Prompt: Please copy every one of the following entries line for line, without changing anything.

Data excerpts:
☆ ☆ ☆ ☆ ☆ ☆ ☆
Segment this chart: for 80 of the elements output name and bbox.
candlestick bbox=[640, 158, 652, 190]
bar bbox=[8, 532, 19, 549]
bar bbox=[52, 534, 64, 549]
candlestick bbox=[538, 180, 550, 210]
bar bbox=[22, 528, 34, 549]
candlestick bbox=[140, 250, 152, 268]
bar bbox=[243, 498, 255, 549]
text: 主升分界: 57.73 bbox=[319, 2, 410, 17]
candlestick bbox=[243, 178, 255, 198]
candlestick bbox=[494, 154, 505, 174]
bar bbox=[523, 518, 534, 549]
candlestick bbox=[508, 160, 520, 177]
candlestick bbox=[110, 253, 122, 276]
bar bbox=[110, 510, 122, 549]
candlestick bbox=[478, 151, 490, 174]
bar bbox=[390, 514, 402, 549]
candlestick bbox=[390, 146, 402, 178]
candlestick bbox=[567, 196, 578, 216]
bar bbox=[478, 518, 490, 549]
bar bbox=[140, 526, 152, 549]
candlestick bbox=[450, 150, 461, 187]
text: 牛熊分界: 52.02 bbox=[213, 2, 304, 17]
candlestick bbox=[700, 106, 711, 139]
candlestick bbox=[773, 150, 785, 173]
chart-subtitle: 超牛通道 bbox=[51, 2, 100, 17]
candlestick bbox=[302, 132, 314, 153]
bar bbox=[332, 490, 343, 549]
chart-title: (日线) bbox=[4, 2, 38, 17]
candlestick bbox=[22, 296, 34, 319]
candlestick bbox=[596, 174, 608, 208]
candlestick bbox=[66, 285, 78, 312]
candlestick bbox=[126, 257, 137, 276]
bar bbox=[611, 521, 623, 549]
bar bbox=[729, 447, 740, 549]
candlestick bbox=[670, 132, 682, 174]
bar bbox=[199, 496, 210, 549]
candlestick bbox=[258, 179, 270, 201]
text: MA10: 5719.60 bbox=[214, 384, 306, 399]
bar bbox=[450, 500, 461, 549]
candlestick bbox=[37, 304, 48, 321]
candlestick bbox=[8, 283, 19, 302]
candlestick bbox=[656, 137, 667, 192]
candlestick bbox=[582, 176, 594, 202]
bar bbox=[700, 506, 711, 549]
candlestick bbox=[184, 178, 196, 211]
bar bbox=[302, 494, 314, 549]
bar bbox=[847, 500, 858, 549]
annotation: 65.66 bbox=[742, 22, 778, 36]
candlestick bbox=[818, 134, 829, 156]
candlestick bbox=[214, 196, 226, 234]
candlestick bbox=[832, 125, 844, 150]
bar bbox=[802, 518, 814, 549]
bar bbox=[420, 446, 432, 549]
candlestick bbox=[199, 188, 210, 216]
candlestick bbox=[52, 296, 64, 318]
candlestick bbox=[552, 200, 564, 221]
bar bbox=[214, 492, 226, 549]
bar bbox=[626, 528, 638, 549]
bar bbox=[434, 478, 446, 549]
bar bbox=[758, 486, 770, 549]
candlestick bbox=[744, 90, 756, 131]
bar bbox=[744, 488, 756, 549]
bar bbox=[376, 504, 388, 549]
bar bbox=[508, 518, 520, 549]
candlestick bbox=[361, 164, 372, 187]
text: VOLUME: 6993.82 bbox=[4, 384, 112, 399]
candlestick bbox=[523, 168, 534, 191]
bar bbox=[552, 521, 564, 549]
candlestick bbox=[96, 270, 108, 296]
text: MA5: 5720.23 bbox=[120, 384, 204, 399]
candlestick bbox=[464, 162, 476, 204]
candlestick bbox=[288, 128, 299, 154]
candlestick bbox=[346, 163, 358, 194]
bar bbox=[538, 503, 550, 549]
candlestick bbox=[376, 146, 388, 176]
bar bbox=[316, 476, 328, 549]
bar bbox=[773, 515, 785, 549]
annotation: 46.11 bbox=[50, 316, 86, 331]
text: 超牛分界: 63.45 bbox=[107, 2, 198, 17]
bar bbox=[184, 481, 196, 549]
☆ ☆ ☆ ☆ ☆ ☆ ☆
Answer below:
Segment this chart: for 80 of the elements output name and bbox.
candlestick bbox=[640, 158, 652, 190]
bar bbox=[8, 532, 19, 549]
bar bbox=[52, 534, 64, 549]
candlestick bbox=[538, 180, 550, 210]
bar bbox=[22, 528, 34, 549]
candlestick bbox=[140, 250, 152, 268]
bar bbox=[243, 498, 255, 549]
text: 主升分界: 57.73 bbox=[319, 2, 410, 17]
candlestick bbox=[243, 178, 255, 198]
candlestick bbox=[494, 154, 505, 174]
bar bbox=[523, 518, 534, 549]
candlestick bbox=[508, 160, 520, 177]
candlestick bbox=[110, 253, 122, 276]
bar bbox=[110, 510, 122, 549]
candlestick bbox=[478, 151, 490, 174]
bar bbox=[390, 514, 402, 549]
candlestick bbox=[390, 146, 402, 178]
candlestick bbox=[567, 196, 578, 216]
bar bbox=[478, 518, 490, 549]
bar bbox=[140, 526, 152, 549]
candlestick bbox=[450, 150, 461, 187]
text: 牛熊分界: 52.02 bbox=[213, 2, 304, 17]
candlestick bbox=[700, 106, 711, 139]
candlestick bbox=[773, 150, 785, 173]
chart-subtitle: 超牛通道 bbox=[51, 2, 100, 17]
candlestick bbox=[302, 132, 314, 153]
bar bbox=[332, 490, 343, 549]
chart-title: (日线) bbox=[4, 2, 38, 17]
candlestick bbox=[22, 296, 34, 319]
candlestick bbox=[596, 174, 608, 208]
candlestick bbox=[66, 285, 78, 312]
candlestick bbox=[126, 257, 137, 276]
bar bbox=[611, 521, 623, 549]
bar bbox=[729, 447, 740, 549]
candlestick bbox=[670, 132, 682, 174]
bar bbox=[199, 496, 210, 549]
candlestick bbox=[258, 179, 270, 201]
text: MA10: 5719.60 bbox=[214, 384, 306, 399]
bar bbox=[450, 500, 461, 549]
candlestick bbox=[37, 304, 48, 321]
candlestick bbox=[8, 283, 19, 302]
candlestick bbox=[656, 137, 667, 192]
candlestick bbox=[582, 176, 594, 202]
bar bbox=[700, 506, 711, 549]
candlestick bbox=[184, 178, 196, 211]
bar bbox=[302, 494, 314, 549]
bar bbox=[847, 500, 858, 549]
annotation: 65.66 bbox=[742, 22, 778, 36]
candlestick bbox=[818, 134, 829, 156]
candlestick bbox=[214, 196, 226, 234]
candlestick bbox=[832, 125, 844, 150]
bar bbox=[802, 518, 814, 549]
bar bbox=[420, 446, 432, 549]
candlestick bbox=[199, 188, 210, 216]
candlestick bbox=[52, 296, 64, 318]
candlestick bbox=[552, 200, 564, 221]
bar bbox=[214, 492, 226, 549]
bar bbox=[626, 528, 638, 549]
bar bbox=[434, 478, 446, 549]
bar bbox=[758, 486, 770, 549]
candlestick bbox=[744, 90, 756, 131]
bar bbox=[744, 488, 756, 549]
bar bbox=[376, 504, 388, 549]
bar bbox=[508, 518, 520, 549]
candlestick bbox=[361, 164, 372, 187]
text: VOLUME: 6993.82 bbox=[4, 384, 112, 399]
candlestick bbox=[523, 168, 534, 191]
bar bbox=[552, 521, 564, 549]
candlestick bbox=[96, 270, 108, 296]
text: MA5: 5720.23 bbox=[120, 384, 204, 399]
candlestick bbox=[464, 162, 476, 204]
candlestick bbox=[288, 128, 299, 154]
candlestick bbox=[346, 163, 358, 194]
bar bbox=[538, 503, 550, 549]
candlestick bbox=[376, 146, 388, 176]
bar bbox=[316, 476, 328, 549]
bar bbox=[773, 515, 785, 549]
annotation: 46.11 bbox=[50, 316, 86, 331]
text: 超牛分界: 63.45 bbox=[107, 2, 198, 17]
bar bbox=[184, 481, 196, 549]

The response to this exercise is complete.